YOUR OBJECTIVE:
Please repeat all of the listing exactly.

[Dataset items]
________

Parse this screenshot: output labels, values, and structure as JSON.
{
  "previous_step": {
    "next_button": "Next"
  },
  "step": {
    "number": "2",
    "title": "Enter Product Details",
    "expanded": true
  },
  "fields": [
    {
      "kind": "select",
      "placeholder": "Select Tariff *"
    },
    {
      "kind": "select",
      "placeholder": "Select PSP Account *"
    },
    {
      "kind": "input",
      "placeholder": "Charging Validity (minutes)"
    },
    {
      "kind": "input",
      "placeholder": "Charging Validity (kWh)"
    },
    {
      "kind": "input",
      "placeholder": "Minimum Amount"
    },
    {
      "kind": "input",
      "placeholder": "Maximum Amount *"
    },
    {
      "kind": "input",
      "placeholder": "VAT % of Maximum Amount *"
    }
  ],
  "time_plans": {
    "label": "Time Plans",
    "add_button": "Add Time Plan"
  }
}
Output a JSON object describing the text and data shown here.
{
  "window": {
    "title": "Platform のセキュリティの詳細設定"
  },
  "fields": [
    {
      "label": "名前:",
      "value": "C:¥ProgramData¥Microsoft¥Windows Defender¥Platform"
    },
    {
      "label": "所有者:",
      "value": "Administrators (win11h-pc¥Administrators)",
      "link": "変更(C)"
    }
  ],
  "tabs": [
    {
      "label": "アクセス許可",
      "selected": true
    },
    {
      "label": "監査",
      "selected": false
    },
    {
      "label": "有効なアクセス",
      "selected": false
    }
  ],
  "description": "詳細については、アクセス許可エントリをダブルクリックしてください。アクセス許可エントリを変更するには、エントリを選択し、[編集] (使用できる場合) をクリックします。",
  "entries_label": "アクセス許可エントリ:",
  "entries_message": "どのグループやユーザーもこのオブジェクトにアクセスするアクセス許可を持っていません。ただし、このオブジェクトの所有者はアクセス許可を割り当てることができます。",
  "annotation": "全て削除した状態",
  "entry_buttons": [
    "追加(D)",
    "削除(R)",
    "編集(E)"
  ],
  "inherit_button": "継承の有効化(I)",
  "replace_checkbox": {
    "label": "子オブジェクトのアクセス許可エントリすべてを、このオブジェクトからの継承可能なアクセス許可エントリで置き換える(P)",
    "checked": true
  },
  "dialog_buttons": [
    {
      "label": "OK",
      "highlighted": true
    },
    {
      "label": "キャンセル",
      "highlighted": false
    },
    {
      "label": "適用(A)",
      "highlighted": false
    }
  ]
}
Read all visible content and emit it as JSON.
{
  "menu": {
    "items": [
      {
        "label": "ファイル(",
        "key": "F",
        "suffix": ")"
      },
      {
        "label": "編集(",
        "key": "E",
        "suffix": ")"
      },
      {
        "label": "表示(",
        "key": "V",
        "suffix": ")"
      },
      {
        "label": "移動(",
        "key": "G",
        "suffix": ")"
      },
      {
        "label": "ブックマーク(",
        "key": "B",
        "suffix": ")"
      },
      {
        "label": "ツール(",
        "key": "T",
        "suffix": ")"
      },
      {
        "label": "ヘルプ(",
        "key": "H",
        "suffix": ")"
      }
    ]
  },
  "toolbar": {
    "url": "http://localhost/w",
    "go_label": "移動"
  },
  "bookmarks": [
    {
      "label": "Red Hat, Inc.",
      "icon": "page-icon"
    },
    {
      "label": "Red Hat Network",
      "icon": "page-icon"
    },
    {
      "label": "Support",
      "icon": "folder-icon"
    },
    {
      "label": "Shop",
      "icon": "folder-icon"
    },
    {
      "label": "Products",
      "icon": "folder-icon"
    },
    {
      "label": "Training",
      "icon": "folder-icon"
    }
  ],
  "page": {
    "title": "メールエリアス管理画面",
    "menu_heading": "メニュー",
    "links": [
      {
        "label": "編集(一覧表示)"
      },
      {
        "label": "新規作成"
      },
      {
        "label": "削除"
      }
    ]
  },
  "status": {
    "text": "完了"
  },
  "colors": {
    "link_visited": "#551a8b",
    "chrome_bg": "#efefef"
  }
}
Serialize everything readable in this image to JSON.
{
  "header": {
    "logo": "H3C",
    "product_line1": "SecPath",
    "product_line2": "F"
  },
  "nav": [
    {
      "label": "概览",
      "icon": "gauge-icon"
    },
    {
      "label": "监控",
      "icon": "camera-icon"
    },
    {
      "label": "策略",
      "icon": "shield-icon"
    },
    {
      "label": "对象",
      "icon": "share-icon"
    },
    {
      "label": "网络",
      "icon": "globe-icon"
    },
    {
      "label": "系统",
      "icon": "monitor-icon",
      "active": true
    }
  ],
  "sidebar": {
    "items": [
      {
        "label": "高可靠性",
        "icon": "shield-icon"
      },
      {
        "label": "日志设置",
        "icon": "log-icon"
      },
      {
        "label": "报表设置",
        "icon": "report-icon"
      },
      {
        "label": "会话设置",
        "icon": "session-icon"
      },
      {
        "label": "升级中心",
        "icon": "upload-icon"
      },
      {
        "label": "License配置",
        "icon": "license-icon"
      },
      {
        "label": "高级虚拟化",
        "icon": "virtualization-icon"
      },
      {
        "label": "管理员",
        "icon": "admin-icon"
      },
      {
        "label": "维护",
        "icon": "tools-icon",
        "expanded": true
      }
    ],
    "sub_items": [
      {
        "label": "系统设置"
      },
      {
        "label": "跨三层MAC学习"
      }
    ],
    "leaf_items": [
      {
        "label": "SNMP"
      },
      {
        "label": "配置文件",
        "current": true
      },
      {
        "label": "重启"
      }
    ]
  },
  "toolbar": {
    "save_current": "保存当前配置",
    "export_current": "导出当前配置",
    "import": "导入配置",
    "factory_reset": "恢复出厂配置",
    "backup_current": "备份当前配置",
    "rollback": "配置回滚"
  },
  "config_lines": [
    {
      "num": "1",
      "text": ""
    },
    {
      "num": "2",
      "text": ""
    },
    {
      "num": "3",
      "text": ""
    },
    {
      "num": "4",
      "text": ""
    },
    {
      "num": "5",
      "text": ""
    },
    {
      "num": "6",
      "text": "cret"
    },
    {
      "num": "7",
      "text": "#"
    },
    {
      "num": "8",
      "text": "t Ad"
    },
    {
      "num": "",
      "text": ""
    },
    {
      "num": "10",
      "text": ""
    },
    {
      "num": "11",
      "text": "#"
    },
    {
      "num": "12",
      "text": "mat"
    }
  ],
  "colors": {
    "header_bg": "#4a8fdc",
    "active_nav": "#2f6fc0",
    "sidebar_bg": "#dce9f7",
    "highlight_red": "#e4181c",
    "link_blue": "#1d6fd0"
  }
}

________

SOLUTION TO THE PROBLEM:
Parse this screenshot: output labels, values, and structure as JSON.
{
  "previous_step": {
    "next_button": "Next"
  },
  "step": {
    "number": "2",
    "title": "Enter Product Details",
    "expanded": true
  },
  "fields": [
    {
      "kind": "select",
      "placeholder": "Select Tariff *"
    },
    {
      "kind": "select",
      "placeholder": "Select PSP Account *"
    },
    {
      "kind": "input",
      "placeholder": "Charging Validity (minutes)"
    },
    {
      "kind": "input",
      "placeholder": "Charging Validity (kWh)"
    },
    {
      "kind": "input",
      "placeholder": "Minimum Amount"
    },
    {
      "kind": "input",
      "placeholder": "Maximum Amount *"
    },
    {
      "kind": "input",
      "placeholder": "VAT % of Maximum Amount *"
    }
  ],
  "time_plans": {
    "label": "Time Plans",
    "add_button": "Add Time Plan"
  }
}
Output a JSON object describing the text and data shown here.
{
  "window": {
    "title": "Platform のセキュリティの詳細設定"
  },
  "fields": [
    {
      "label": "名前:",
      "value": "C:¥ProgramData¥Microsoft¥Windows Defender¥Platform"
    },
    {
      "label": "所有者:",
      "value": "Administrators (win11h-pc¥Administrators)",
      "link": "変更(C)"
    }
  ],
  "tabs": [
    {
      "label": "アクセス許可",
      "selected": true
    },
    {
      "label": "監査",
      "selected": false
    },
    {
      "label": "有効なアクセス",
      "selected": false
    }
  ],
  "description": "詳細については、アクセス許可エントリをダブルクリックしてください。アクセス許可エントリを変更するには、エントリを選択し、[編集] (使用できる場合) をクリックします。",
  "entries_label": "アクセス許可エントリ:",
  "entries_message": "どのグループやユーザーもこのオブジェクトにアクセスするアクセス許可を持っていません。ただし、このオブジェクトの所有者はアクセス許可を割り当てることができます。",
  "annotation": "全て削除した状態",
  "entry_buttons": [
    "追加(D)",
    "削除(R)",
    "編集(E)"
  ],
  "inherit_button": "継承の有効化(I)",
  "replace_checkbox": {
    "label": "子オブジェクトのアクセス許可エントリすべてを、このオブジェクトからの継承可能なアクセス許可エントリで置き換える(P)",
    "checked": true
  },
  "dialog_buttons": [
    {
      "label": "OK",
      "highlighted": true
    },
    {
      "label": "キャンセル",
      "highlighted": false
    },
    {
      "label": "適用(A)",
      "highlighted": false
    }
  ]
}
Read all visible content and emit it as JSON.
{
  "menu": {
    "items": [
      {
        "label": "ファイル(",
        "key": "F",
        "suffix": ")"
      },
      {
        "label": "編集(",
        "key": "E",
        "suffix": ")"
      },
      {
        "label": "表示(",
        "key": "V",
        "suffix": ")"
      },
      {
        "label": "移動(",
        "key": "G",
        "suffix": ")"
      },
      {
        "label": "ブックマーク(",
        "key": "B",
        "suffix": ")"
      },
      {
        "label": "ツール(",
        "key": "T",
        "suffix": ")"
      },
      {
        "label": "ヘルプ(",
        "key": "H",
        "suffix": ")"
      }
    ]
  },
  "toolbar": {
    "url": "http://localhost/w",
    "go_label": "移動"
  },
  "bookmarks": [
    {
      "label": "Red Hat, Inc.",
      "icon": "page-icon"
    },
    {
      "label": "Red Hat Network",
      "icon": "page-icon"
    },
    {
      "label": "Support",
      "icon": "folder-icon"
    },
    {
      "label": "Shop",
      "icon": "folder-icon"
    },
    {
      "label": "Products",
      "icon": "folder-icon"
    },
    {
      "label": "Training",
      "icon": "folder-icon"
    }
  ],
  "page": {
    "title": "メールエリアス管理画面",
    "menu_heading": "メニュー",
    "links": [
      {
        "label": "編集(一覧表示)"
      },
      {
        "label": "新規作成"
      },
      {
        "label": "削除"
      }
    ]
  },
  "status": {
    "text": "完了"
  },
  "colors": {
    "link_visited": "#551a8b",
    "chrome_bg": "#efefef"
  }
}
Serialize everything readable in this image to JSON.
{
  "header": {
    "logo": "H3C",
    "product_line1": "SecPath",
    "product_line2": "F"
  },
  "nav": [
    {
      "label": "概览",
      "icon": "gauge-icon"
    },
    {
      "label": "监控",
      "icon": "camera-icon"
    },
    {
      "label": "策略",
      "icon": "shield-icon"
    },
    {
      "label": "对象",
      "icon": "share-icon"
    },
    {
      "label": "网络",
      "icon": "globe-icon"
    },
    {
      "label": "系统",
      "icon": "monitor-icon",
      "active": true
    }
  ],
  "sidebar": {
    "items": [
      {
        "label": "高可靠性",
        "icon": "shield-icon"
      },
      {
        "label": "日志设置",
        "icon": "log-icon"
      },
      {
        "label": "报表设置",
        "icon": "report-icon"
      },
      {
        "label": "会话设置",
        "icon": "session-icon"
      },
      {
        "label": "升级中心",
        "icon": "upload-icon"
      },
      {
        "label": "License配置",
        "icon": "license-icon"
      },
      {
        "label": "高级虚拟化",
        "icon": "virtualization-icon"
      },
      {
        "label": "管理员",
        "icon": "admin-icon"
      },
      {
        "label": "维护",
        "icon": "tools-icon",
        "expanded": true
      }
    ],
    "sub_items": [
      {
        "label": "系统设置"
      },
      {
        "label": "跨三层MAC学习"
      }
    ],
    "leaf_items": [
      {
        "label": "SNMP"
      },
      {
        "label": "配置文件",
        "current": true
      },
      {
        "label": "重启"
      }
    ]
  },
  "toolbar": {
    "save_current": "保存当前配置",
    "export_current": "导出当前配置",
    "import": "导入配置",
    "factory_reset": "恢复出厂配置",
    "backup_current": "备份当前配置",
    "rollback": "配置回滚"
  },
  "config_lines": [
    {
      "num": "1",
      "text": ""
    },
    {
      "num": "2",
      "text": ""
    },
    {
      "num": "3",
      "text": ""
    },
    {
      "num": "4",
      "text": ""
    },
    {
      "num": "5",
      "text": ""
    },
    {
      "num": "6",
      "text": "cret"
    },
    {
      "num": "7",
      "text": "#"
    },
    {
      "num": "8",
      "text": "t Ad"
    },
    {
      "num": "",
      "text": ""
    },
    {
      "num": "10",
      "text": ""
    },
    {
      "num": "11",
      "text": "#"
    },
    {
      "num": "12",
      "text": "mat"
    }
  ],
  "colors": {
    "header_bg": "#4a8fdc",
    "active_nav": "#2f6fc0",
    "sidebar_bg": "#dce9f7",
    "highlight_red": "#e4181c",
    "link_blue": "#1d6fd0"
  }
}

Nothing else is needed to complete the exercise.